**FRAGMENTO PROPORCIONADO**
....................
Cuando amagaban los corsarios,
armábanse los caballeros y la población seguía, entre curiosa y alarmada, el
ajetreo de los esclavos enjaezadores de los caracoleantes caballos de sus amos.
Vez hubo que los negros ocultaron los frenos, poniendo en agraves atrenzos a
los angustiados limeños quienes veían, sin duda, entrar a los blondos piratas y
poner a saco la ciudad indefensa. Ercilla, Centenera, Miramontes y Oña
describen con frase retumbante la vida militar de aquellos tiempos y en los
versos de los poetas arcaicos brilla y suena el bélico ardor de la época.
La Plaza Mayor en la Lima antigua
La Plaza Mayor en la Lima antigua
EL MIEDO
Aún antes y después de los
piratas, cuando las guerras civiles entre los conquistadores, vióse hasta los
sesudos oidores vestir a la soldadesca y muchas veces la empenachada cabeza de
algún altivo personaje volvió después, macabra y sangrante, a lucirse en la
punta de una lanza.
....................
**DATOS**
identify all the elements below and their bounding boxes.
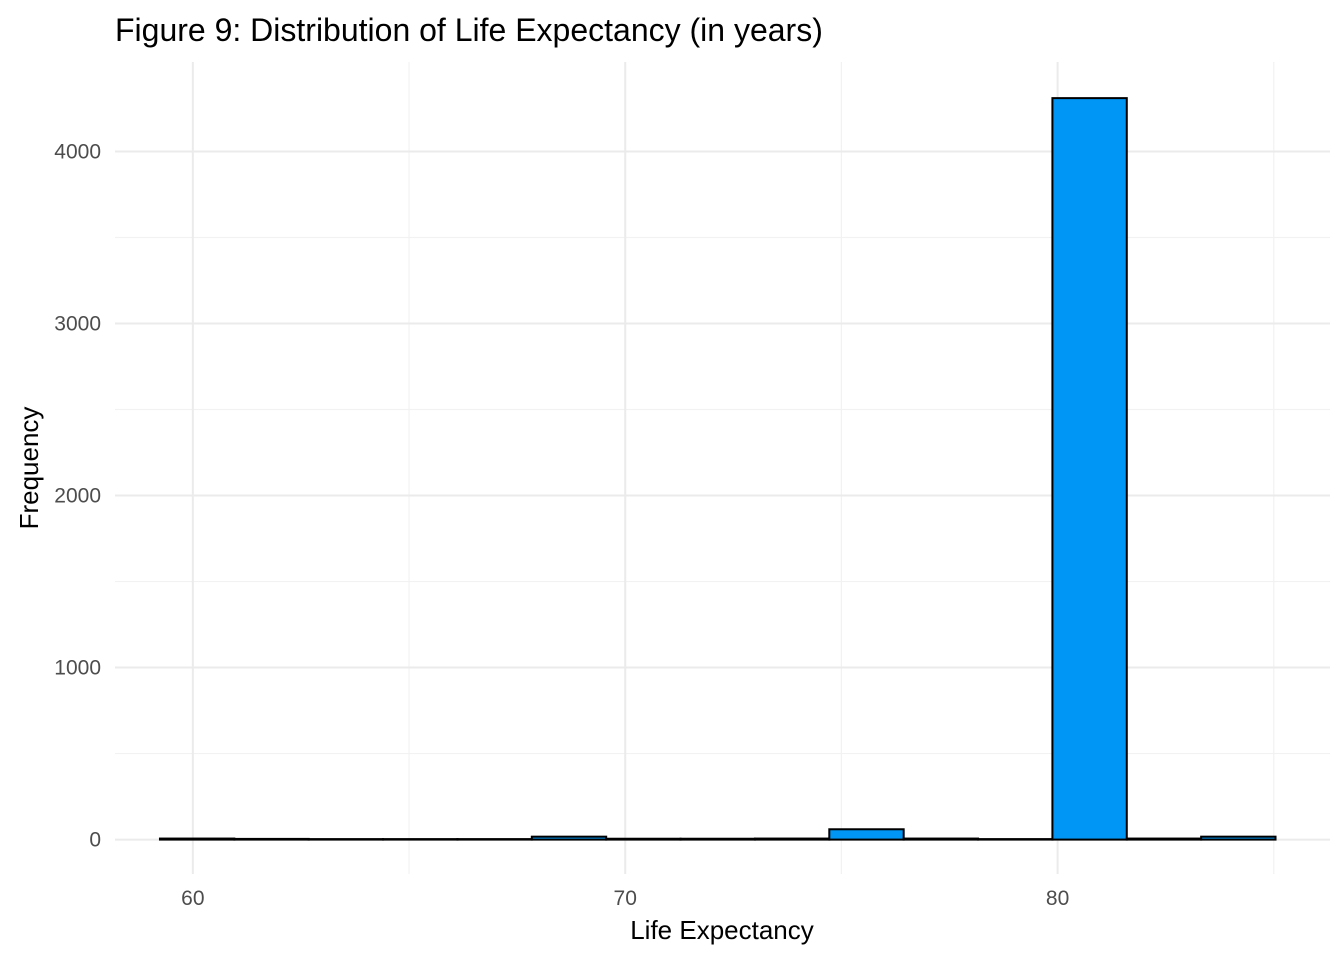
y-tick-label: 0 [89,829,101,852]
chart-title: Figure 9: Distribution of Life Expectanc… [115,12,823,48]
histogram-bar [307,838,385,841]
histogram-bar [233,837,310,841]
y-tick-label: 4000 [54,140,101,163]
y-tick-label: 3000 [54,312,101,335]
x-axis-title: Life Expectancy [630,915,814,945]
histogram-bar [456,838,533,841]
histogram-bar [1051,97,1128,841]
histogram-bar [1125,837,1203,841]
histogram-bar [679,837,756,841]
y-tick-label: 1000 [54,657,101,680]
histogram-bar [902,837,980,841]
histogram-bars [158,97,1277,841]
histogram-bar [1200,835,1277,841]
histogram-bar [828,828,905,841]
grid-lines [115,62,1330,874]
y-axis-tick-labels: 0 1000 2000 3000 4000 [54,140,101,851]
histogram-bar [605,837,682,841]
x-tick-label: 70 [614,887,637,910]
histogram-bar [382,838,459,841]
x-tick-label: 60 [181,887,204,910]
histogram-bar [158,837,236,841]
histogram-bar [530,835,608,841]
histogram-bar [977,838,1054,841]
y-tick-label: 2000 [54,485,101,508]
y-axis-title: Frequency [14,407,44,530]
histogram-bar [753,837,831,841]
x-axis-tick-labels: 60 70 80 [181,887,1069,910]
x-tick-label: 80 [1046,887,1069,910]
....................
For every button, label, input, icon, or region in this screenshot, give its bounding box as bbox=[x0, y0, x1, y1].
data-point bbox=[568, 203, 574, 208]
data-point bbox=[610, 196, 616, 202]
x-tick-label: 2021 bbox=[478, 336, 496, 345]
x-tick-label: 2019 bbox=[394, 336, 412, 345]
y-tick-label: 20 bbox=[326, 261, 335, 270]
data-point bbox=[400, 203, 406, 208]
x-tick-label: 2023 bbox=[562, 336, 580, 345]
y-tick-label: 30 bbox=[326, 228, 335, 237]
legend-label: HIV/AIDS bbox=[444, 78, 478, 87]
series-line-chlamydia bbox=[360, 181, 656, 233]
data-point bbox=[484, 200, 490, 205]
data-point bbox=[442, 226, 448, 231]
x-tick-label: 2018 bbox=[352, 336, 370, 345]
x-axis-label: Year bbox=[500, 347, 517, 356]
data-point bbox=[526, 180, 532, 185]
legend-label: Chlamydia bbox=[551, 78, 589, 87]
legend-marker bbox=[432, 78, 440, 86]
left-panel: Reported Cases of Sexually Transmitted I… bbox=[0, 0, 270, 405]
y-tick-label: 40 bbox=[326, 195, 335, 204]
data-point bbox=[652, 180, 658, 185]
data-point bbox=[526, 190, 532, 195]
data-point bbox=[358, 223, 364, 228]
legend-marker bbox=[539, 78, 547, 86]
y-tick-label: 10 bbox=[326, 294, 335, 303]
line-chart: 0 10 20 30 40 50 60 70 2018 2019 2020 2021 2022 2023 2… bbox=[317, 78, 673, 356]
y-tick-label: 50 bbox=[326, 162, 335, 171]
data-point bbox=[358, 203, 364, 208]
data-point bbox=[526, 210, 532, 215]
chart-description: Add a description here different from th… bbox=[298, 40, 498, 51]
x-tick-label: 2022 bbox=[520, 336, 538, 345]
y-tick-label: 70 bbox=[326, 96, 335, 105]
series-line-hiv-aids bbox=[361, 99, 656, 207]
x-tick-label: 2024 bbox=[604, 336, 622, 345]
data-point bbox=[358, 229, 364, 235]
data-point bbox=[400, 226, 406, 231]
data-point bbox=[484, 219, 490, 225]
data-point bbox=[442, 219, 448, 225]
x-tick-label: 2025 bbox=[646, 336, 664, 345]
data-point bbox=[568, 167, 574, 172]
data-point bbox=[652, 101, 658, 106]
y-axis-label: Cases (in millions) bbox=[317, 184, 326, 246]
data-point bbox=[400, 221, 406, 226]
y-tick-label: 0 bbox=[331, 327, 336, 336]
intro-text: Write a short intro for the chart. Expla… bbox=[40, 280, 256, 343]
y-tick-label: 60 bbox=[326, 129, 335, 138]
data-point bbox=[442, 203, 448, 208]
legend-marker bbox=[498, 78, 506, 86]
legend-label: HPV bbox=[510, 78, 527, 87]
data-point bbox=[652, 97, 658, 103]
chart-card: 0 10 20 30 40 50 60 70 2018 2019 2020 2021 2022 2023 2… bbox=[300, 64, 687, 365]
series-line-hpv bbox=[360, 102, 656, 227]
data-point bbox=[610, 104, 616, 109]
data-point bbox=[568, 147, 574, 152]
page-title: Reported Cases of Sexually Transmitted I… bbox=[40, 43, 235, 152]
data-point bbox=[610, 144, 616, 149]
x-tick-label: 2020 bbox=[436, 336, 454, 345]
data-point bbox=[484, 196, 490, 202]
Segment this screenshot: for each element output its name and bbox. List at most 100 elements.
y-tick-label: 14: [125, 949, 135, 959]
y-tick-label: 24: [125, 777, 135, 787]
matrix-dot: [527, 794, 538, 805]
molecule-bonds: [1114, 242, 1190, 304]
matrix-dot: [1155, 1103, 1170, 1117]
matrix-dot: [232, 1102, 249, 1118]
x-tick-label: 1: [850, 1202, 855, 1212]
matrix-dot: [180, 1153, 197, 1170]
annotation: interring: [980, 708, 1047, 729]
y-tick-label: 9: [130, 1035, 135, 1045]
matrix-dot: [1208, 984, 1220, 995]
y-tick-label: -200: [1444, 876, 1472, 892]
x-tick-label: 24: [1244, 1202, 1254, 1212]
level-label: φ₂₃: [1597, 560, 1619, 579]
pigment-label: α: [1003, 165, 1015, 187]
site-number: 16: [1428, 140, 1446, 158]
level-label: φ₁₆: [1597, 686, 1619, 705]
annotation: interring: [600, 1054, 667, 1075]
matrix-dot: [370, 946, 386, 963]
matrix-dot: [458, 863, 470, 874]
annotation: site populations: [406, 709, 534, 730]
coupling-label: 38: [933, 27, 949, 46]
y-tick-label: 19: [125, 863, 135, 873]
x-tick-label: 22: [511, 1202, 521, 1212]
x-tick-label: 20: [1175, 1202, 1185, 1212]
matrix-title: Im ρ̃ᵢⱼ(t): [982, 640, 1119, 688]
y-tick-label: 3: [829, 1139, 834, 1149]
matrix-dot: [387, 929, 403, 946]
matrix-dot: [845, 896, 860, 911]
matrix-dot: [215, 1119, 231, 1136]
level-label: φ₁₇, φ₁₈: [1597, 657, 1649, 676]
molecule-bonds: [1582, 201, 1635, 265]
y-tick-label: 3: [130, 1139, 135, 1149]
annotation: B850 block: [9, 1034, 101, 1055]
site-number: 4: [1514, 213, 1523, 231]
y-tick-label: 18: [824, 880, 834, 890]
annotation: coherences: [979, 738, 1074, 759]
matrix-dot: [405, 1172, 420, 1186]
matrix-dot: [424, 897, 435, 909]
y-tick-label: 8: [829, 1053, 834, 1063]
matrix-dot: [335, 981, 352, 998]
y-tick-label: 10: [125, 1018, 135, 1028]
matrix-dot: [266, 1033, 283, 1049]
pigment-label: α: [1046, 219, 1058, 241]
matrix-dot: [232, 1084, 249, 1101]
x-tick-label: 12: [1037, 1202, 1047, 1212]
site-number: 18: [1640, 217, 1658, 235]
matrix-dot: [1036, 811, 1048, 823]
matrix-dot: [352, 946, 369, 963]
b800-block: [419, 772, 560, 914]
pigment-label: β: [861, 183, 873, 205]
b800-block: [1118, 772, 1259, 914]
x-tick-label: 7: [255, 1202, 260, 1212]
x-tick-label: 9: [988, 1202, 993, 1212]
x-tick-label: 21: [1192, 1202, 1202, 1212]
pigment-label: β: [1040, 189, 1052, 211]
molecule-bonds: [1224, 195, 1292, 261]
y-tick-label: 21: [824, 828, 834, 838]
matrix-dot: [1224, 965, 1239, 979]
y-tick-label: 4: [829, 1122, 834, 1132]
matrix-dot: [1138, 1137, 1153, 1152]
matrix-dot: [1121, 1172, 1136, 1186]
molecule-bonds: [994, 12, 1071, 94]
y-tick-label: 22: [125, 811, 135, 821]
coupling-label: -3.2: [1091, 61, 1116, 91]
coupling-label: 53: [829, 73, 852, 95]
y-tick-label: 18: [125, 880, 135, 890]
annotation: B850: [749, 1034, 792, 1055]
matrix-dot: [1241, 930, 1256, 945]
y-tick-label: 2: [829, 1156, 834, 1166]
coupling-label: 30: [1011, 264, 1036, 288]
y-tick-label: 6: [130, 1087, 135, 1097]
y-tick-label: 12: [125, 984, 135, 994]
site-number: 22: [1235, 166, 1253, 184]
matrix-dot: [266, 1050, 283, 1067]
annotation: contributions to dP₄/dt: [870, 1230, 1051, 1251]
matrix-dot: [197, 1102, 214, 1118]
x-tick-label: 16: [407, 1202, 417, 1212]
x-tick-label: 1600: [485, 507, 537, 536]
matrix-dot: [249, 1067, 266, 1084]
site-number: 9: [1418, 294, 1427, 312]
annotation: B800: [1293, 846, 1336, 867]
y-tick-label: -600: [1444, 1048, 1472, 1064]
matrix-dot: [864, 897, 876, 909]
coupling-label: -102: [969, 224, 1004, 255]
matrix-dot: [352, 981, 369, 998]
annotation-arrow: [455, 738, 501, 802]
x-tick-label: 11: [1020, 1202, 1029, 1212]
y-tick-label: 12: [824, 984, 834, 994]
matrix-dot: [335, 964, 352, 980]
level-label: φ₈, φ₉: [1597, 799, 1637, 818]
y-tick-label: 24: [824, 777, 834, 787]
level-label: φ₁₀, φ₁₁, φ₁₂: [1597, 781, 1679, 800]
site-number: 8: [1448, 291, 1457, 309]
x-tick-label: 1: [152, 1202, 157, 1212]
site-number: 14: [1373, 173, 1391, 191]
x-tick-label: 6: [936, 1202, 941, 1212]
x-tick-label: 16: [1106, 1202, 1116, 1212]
....................
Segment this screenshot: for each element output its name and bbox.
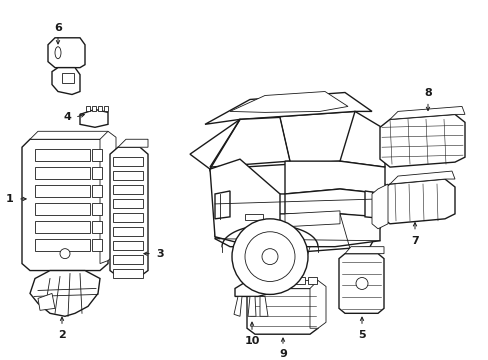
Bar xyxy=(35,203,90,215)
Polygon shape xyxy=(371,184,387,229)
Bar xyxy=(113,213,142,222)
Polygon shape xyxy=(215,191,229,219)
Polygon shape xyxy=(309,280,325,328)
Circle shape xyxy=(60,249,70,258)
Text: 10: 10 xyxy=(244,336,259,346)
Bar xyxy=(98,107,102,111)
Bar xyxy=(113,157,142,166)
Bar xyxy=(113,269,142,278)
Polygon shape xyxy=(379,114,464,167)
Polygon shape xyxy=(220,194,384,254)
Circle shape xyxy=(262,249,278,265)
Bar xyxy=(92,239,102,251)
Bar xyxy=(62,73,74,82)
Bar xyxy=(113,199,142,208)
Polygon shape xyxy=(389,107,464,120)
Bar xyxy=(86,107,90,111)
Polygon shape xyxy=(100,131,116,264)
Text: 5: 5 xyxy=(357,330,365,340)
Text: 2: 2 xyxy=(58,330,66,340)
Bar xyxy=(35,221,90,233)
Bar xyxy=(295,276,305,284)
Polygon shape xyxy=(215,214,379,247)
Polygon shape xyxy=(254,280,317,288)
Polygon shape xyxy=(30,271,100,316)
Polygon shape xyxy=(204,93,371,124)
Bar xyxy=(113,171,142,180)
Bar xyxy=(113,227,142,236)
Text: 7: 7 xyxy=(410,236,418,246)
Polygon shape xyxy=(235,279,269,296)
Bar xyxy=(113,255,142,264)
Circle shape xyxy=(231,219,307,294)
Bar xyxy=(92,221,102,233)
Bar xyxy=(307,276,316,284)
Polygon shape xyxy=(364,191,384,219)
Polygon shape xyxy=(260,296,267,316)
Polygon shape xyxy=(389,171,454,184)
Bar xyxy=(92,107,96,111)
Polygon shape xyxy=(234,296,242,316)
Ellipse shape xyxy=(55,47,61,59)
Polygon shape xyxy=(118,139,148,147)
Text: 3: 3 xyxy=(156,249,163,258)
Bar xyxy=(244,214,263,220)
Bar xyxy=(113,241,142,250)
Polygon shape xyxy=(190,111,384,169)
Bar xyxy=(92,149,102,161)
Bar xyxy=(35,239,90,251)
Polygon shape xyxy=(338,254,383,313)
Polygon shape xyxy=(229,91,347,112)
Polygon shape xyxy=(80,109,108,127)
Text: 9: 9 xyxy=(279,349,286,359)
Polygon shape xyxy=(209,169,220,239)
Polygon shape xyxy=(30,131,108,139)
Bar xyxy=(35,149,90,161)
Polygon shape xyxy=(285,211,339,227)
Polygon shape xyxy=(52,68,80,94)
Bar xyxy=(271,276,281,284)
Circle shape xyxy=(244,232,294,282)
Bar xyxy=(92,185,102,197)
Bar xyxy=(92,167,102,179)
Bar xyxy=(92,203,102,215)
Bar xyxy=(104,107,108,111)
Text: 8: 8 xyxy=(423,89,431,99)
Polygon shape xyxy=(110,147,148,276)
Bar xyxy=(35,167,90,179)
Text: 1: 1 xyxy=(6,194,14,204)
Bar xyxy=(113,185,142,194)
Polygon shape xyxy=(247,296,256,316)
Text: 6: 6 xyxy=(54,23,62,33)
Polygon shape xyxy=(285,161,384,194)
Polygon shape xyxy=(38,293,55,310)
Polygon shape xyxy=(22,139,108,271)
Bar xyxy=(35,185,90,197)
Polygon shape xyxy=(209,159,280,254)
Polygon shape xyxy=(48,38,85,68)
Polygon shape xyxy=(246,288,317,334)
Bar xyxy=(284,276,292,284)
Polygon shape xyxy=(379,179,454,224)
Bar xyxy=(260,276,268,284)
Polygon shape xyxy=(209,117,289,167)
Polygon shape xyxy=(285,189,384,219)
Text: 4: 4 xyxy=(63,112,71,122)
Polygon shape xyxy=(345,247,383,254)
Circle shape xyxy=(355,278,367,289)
....................
**OBJETIVO 1**
Traduce al inglés esta oración del fragmento sobre la Lima antigua: "Ercilla, Centenera, Miramontes y Oña describen con frase retumbante la vida militar de aquellos tiempos y en los versos de los poetas arcaicos brilla y suena el bélico ardor de la época."
**OBJETIVO 2**
Cambia "corsarios" por "piratas" y copia del fragmento sobre la Lima antigua todo lo que va desde "Cuando amagaban los" hasta "de sus amos.".

**RESPUESTA CORRECTA 1**
Ercilla, Centenera, Miramontes, and Oña describe the military life of those times in resounding phrases, and in the verses of the archaic poets the warlike ardor of the era shines and rings out.

**RESPUESTA CORRECTA 2**
Cuando amagaban los piratas,
armábanse los caballeros y la población seguía, entre curiosa y alarmada, el
ajetreo de los esclavos enjaezadores de los caracoleantes caballos de sus amos.